* **Goal**:
Pull out every line below containing the word "когда".

>> Start

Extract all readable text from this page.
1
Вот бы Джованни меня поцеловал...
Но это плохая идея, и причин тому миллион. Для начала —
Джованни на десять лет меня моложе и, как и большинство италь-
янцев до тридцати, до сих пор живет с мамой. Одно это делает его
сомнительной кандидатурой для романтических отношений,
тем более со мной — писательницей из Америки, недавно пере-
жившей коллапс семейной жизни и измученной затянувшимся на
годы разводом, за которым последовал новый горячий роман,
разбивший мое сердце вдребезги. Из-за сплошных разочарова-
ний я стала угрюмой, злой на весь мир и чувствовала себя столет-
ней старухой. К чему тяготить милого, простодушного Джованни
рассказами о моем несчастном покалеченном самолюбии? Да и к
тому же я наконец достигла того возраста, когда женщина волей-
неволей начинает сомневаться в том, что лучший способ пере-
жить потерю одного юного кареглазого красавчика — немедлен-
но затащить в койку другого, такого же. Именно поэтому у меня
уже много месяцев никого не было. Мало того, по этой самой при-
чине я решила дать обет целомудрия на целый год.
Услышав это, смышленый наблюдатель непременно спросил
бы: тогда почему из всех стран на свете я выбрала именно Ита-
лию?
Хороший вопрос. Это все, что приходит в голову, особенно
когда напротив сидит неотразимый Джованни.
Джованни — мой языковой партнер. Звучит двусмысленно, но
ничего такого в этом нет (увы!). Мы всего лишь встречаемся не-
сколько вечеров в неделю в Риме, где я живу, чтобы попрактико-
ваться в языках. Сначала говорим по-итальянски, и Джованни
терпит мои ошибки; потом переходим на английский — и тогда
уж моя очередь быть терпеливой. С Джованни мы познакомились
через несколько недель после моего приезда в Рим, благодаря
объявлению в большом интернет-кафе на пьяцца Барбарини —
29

>> End

* **Expected answer**:
тому же я наконец достигла того возраста, когда женщина волей-
когда напротив сидит неотразимый Джованни.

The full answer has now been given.